A run of records:
^^^^

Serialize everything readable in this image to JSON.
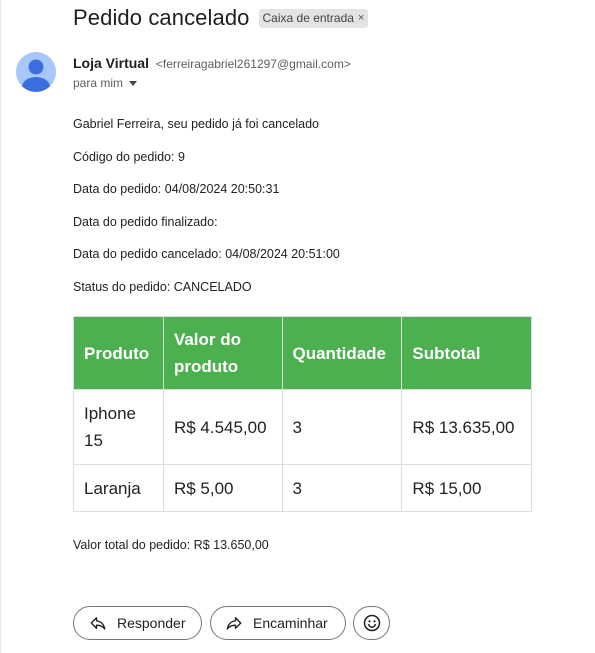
{
  "email": {
    "subject": "Pedido cancelado",
    "label": "Caixa de entrada",
    "label_remove_glyph": "×",
    "sender_name": "Loja Virtual",
    "sender_email": "<ferreiragabriel261297@gmail.com>",
    "recipient": "para mim",
    "avatar_color": "#a8c7fa",
    "lines": [
      "Gabriel Ferreira, seu pedido já foi cancelado",
      "Código do pedido: 9",
      "Data do pedido: 04/08/2024 20:50:31",
      "Data do pedido finalizado:",
      "Data do pedido cancelado: 04/08/2024 20:51:00",
      "Status do pedido: CANCELADO"
    ],
    "table": {
      "header_color": "#4caf50",
      "headers": [
        "Produto",
        "Valor do produto",
        "Quantidade",
        "Subtotal"
      ],
      "rows": [
        [
          "Iphone 15",
          "R$ 4.545,00",
          "3",
          "R$ 13.635,00"
        ],
        [
          "Laranja",
          "R$ 5,00",
          "3",
          "R$ 15,00"
        ]
      ]
    },
    "total": "Valor total do pedido: R$ 13.650,00"
  },
  "actions": {
    "reply_label": "Responder",
    "forward_label": "Encaminhar",
    "reply_icon": "reply-icon",
    "forward_icon": "forward-icon",
    "emoji_icon": "emoji-icon"
  }
}
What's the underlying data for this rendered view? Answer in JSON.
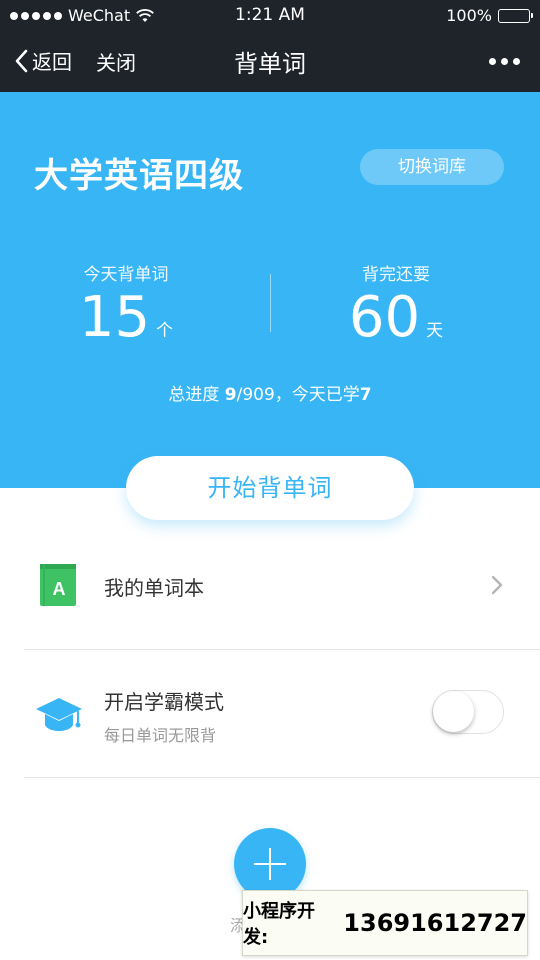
{
  "status_bar": {
    "carrier": "WeChat",
    "time": "1:21 AM",
    "battery": "100%"
  },
  "nav": {
    "back_label": "返回",
    "close_label": "关闭",
    "title": "背单词"
  },
  "hero": {
    "book_title": "大学英语四级",
    "switch_label": "切换词库",
    "today": {
      "label": "今天背单词",
      "value": "15",
      "unit": "个"
    },
    "remaining": {
      "label": "背完还要",
      "value": "60",
      "unit": "天"
    },
    "progress": {
      "prefix": "总进度 ",
      "done": "9",
      "total": "/909",
      "mid": "，今天已学",
      "today_learned": "7"
    }
  },
  "start_button_label": "开始背单词",
  "list": {
    "wordbook": {
      "label": "我的单词本",
      "icon_letter": "A",
      "icon": "book-icon"
    },
    "master_mode": {
      "label": "开启学霸模式",
      "subtitle": "每日单词无限背",
      "icon": "graduation-cap-icon",
      "enabled": false
    }
  },
  "add": {
    "label": "添"
  },
  "watermark": {
    "label": "小程序开发:",
    "phone": "13691612727"
  },
  "colors": {
    "nav_bg": "#1f242b",
    "accent": "#38b5f5",
    "book_green": "#3ec263"
  }
}
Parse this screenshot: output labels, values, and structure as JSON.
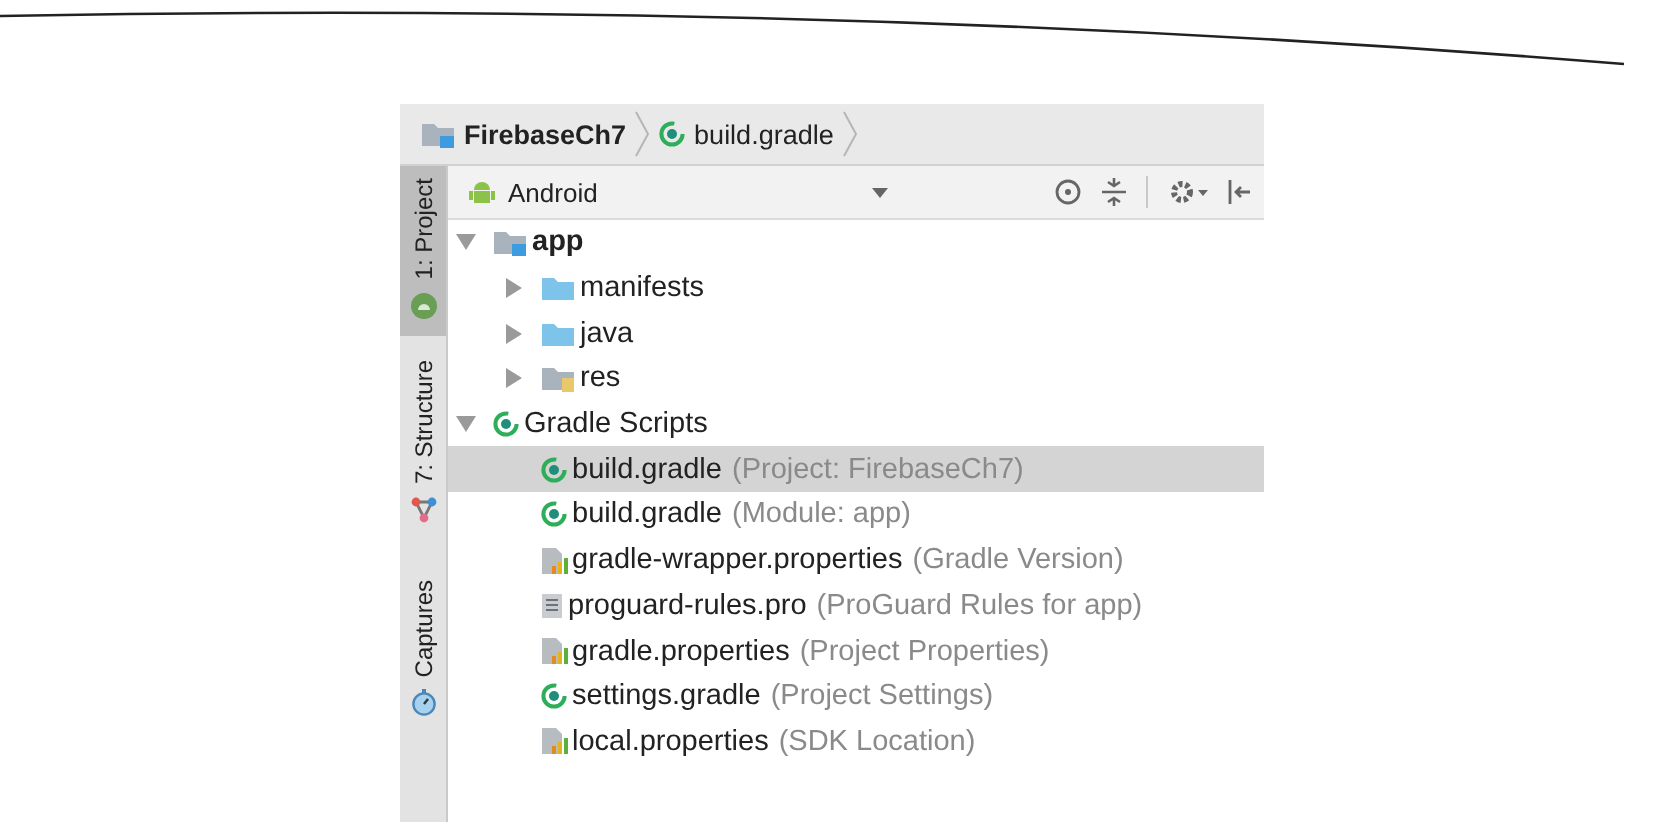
{
  "breadcrumbs": [
    {
      "label": "FirebaseCh7",
      "kind": "module"
    },
    {
      "label": "build.gradle",
      "kind": "gradle"
    }
  ],
  "side_tabs": [
    {
      "label": "1: Project",
      "kind": "android",
      "selected": true
    },
    {
      "label": "7: Structure",
      "kind": "structure",
      "selected": false
    },
    {
      "label": "Captures",
      "kind": "captures",
      "selected": false
    }
  ],
  "view_selector": {
    "label": "Android"
  },
  "tree": [
    {
      "label": "app",
      "kind": "module",
      "expanded": true,
      "selected": false,
      "children": [
        {
          "label": "manifests",
          "kind": "folder",
          "expanded": false,
          "selected": false
        },
        {
          "label": "java",
          "kind": "folder",
          "expanded": false,
          "selected": false
        },
        {
          "label": "res",
          "kind": "res",
          "expanded": false,
          "selected": false
        }
      ]
    },
    {
      "label": "Gradle Scripts",
      "kind": "gradle",
      "expanded": true,
      "selected": false,
      "children": [
        {
          "label": "build.gradle",
          "hint": "(Project: FirebaseCh7)",
          "kind": "gradle",
          "selected": true
        },
        {
          "label": "build.gradle",
          "hint": "(Module: app)",
          "kind": "gradle",
          "selected": false
        },
        {
          "label": "gradle-wrapper.properties",
          "hint": "(Gradle Version)",
          "kind": "properties",
          "selected": false
        },
        {
          "label": "proguard-rules.pro",
          "hint": "(ProGuard Rules for app)",
          "kind": "text",
          "selected": false
        },
        {
          "label": "gradle.properties",
          "hint": "(Project Properties)",
          "kind": "properties",
          "selected": false
        },
        {
          "label": "settings.gradle",
          "hint": "(Project Settings)",
          "kind": "gradle",
          "selected": false
        },
        {
          "label": "local.properties",
          "hint": "(SDK Location)",
          "kind": "properties",
          "selected": false
        }
      ]
    }
  ]
}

^^^^

• Short task
Repeat the listing above exactly, with no pictures.

• Written reply
Serialize everything readable in this image to JSON.
{
  "email": {
    "subject": "Pedido cancelado",
    "label": "Caixa de entrada",
    "label_remove_glyph": "×",
    "sender_name": "Loja Virtual",
    "sender_email": "<ferreiragabriel261297@gmail.com>",
    "recipient": "para mim",
    "avatar_color": "#a8c7fa",
    "lines": [
      "Gabriel Ferreira, seu pedido já foi cancelado",
      "Código do pedido: 9",
      "Data do pedido: 04/08/2024 20:50:31",
      "Data do pedido finalizado:",
      "Data do pedido cancelado: 04/08/2024 20:51:00",
      "Status do pedido: CANCELADO"
    ],
    "table": {
      "header_color": "#4caf50",
      "headers": [
        "Produto",
        "Valor do produto",
        "Quantidade",
        "Subtotal"
      ],
      "rows": [
        [
          "Iphone 15",
          "R$ 4.545,00",
          "3",
          "R$ 13.635,00"
        ],
        [
          "Laranja",
          "R$ 5,00",
          "3",
          "R$ 15,00"
        ]
      ]
    },
    "total": "Valor total do pedido: R$ 13.650,00"
  },
  "actions": {
    "reply_label": "Responder",
    "forward_label": "Encaminhar",
    "reply_icon": "reply-icon",
    "forward_icon": "forward-icon",
    "emoji_icon": "emoji-icon"
  }
}
What's the underlying data for this rendered view? Answer in JSON.
{
  "status_bar": {
    "carrier": "WeChat",
    "time": "1:21 AM",
    "battery": "100%"
  },
  "nav": {
    "back_label": "返回",
    "close_label": "关闭",
    "title": "背单词"
  },
  "hero": {
    "book_title": "大学英语四级",
    "switch_label": "切换词库",
    "today": {
      "label": "今天背单词",
      "value": "15",
      "unit": "个"
    },
    "remaining": {
      "label": "背完还要",
      "value": "60",
      "unit": "天"
    },
    "progress": {
      "prefix": "总进度 ",
      "done": "9",
      "total": "/909",
      "mid": "，今天已学",
      "today_learned": "7"
    }
  },
  "start_button_label": "开始背单词",
  "list": {
    "wordbook": {
      "label": "我的单词本",
      "icon_letter": "A",
      "icon": "book-icon"
    },
    "master_mode": {
      "label": "开启学霸模式",
      "subtitle": "每日单词无限背",
      "icon": "graduation-cap-icon",
      "enabled": false
    }
  },
  "add": {
    "label": "添"
  },
  "watermark": {
    "label": "小程序开发:",
    "phone": "13691612727"
  },
  "colors": {
    "nav_bg": "#1f242b",
    "accent": "#38b5f5",
    "book_green": "#3ec263"
  }
}
Parse this screenshot: output labels, values, and structure as JSON.
{
  "breadcrumbs": [
    {
      "label": "FirebaseCh7",
      "kind": "module"
    },
    {
      "label": "build.gradle",
      "kind": "gradle"
    }
  ],
  "side_tabs": [
    {
      "label": "1: Project",
      "kind": "android",
      "selected": true
    },
    {
      "label": "7: Structure",
      "kind": "structure",
      "selected": false
    },
    {
      "label": "Captures",
      "kind": "captures",
      "selected": false
    }
  ],
  "view_selector": {
    "label": "Android"
  },
  "tree": [
    {
      "label": "app",
      "kind": "module",
      "expanded": true,
      "selected": false,
      "children": [
        {
          "label": "manifests",
          "kind": "folder",
          "expanded": false,
          "selected": false
        },
        {
          "label": "java",
          "kind": "folder",
          "expanded": false,
          "selected": false
        },
        {
          "label": "res",
          "kind": "res",
          "expanded": false,
          "selected": false
        }
      ]
    },
    {
      "label": "Gradle Scripts",
      "kind": "gradle",
      "expanded": true,
      "selected": false,
      "children": [
        {
          "label": "build.gradle",
          "hint": "(Project: FirebaseCh7)",
          "kind": "gradle",
          "selected": true
        },
        {
          "label": "build.gradle",
          "hint": "(Module: app)",
          "kind": "gradle",
          "selected": false
        },
        {
          "label": "gradle-wrapper.properties",
          "hint": "(Gradle Version)",
          "kind": "properties",
          "selected": false
        },
        {
          "label": "proguard-rules.pro",
          "hint": "(ProGuard Rules for app)",
          "kind": "text",
          "selected": false
        },
        {
          "label": "gradle.properties",
          "hint": "(Project Properties)",
          "kind": "properties",
          "selected": false
        },
        {
          "label": "settings.gradle",
          "hint": "(Project Settings)",
          "kind": "gradle",
          "selected": false
        },
        {
          "label": "local.properties",
          "hint": "(SDK Location)",
          "kind": "properties",
          "selected": false
        }
      ]
    }
  ]
}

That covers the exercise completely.